◆ YOUR INSTRUCTIONS ◆
Your task is to output all the records below, word for word.
※
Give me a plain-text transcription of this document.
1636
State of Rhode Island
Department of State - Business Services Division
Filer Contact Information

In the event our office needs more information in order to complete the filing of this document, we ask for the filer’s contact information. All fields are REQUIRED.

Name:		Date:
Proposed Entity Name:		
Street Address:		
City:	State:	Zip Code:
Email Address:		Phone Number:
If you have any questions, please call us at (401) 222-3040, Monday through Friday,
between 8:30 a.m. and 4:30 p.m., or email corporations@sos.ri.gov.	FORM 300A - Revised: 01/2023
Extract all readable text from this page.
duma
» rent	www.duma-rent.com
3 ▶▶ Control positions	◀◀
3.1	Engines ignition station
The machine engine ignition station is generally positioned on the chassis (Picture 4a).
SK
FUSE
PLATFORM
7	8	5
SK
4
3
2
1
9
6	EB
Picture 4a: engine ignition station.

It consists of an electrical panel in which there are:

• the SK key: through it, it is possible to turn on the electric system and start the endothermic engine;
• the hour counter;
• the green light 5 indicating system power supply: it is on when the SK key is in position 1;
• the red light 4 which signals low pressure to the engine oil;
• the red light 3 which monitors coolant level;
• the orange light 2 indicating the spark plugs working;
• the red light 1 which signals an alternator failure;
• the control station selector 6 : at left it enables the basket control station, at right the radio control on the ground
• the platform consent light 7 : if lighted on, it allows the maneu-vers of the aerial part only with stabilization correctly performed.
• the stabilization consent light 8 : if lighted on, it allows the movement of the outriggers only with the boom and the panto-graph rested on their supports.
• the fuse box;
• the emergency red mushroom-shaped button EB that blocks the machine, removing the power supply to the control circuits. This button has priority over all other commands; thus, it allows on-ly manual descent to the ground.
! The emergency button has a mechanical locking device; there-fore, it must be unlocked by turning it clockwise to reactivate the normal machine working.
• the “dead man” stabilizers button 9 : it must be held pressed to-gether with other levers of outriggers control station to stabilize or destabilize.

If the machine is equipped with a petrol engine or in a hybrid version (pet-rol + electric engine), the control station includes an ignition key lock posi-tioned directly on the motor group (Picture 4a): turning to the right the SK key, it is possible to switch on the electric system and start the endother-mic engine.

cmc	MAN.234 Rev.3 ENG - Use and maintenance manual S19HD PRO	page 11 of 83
※
◆ TASK SOLUTION ◆
Give me a plain-text transcription of this document.
1636
State of Rhode Island
Department of State - Business Services Division
Filer Contact Information

In the event our office needs more information in order to complete the filing of this document, we ask for the filer’s contact information. All fields are REQUIRED.

Name:		Date:
Proposed Entity Name:		
Street Address:		
City:	State:	Zip Code:
Email Address:		Phone Number:
If you have any questions, please call us at (401) 222-3040, Monday through Friday,
between 8:30 a.m. and 4:30 p.m., or email corporations@sos.ri.gov.	FORM 300A - Revised: 01/2023
Extract all readable text from this page.
duma
» rent	www.duma-rent.com
3 ▶▶ Control positions	◀◀
3.1	Engines ignition station
The machine engine ignition station is generally positioned on the chassis (Picture 4a).
SK
FUSE
PLATFORM
7	8	5
SK
4
3
2
1
9
6	EB
Picture 4a: engine ignition station.

It consists of an electrical panel in which there are:

• the SK key: through it, it is possible to turn on the electric system and start the endothermic engine;
• the hour counter;
• the green light 5 indicating system power supply: it is on when the SK key is in position 1;
• the red light 4 which signals low pressure to the engine oil;
• the red light 3 which monitors coolant level;
• the orange light 2 indicating the spark plugs working;
• the red light 1 which signals an alternator failure;
• the control station selector 6 : at left it enables the basket control station, at right the radio control on the ground
• the platform consent light 7 : if lighted on, it allows the maneu-vers of the aerial part only with stabilization correctly performed.
• the stabilization consent light 8 : if lighted on, it allows the movement of the outriggers only with the boom and the panto-graph rested on their supports.
• the fuse box;
• the emergency red mushroom-shaped button EB that blocks the machine, removing the power supply to the control circuits. This button has priority over all other commands; thus, it allows on-ly manual descent to the ground.
! The emergency button has a mechanical locking device; there-fore, it must be unlocked by turning it clockwise to reactivate the normal machine working.
• the “dead man” stabilizers button 9 : it must be held pressed to-gether with other levers of outriggers control station to stabilize or destabilize.

If the machine is equipped with a petrol engine or in a hybrid version (pet-rol + electric engine), the control station includes an ignition key lock posi-tioned directly on the motor group (Picture 4a): turning to the right the SK key, it is possible to switch on the electric system and start the endother-mic engine.

cmc	MAN.234 Rev.3 ENG - Use and maintenance manual S19HD PRO	page 11 of 83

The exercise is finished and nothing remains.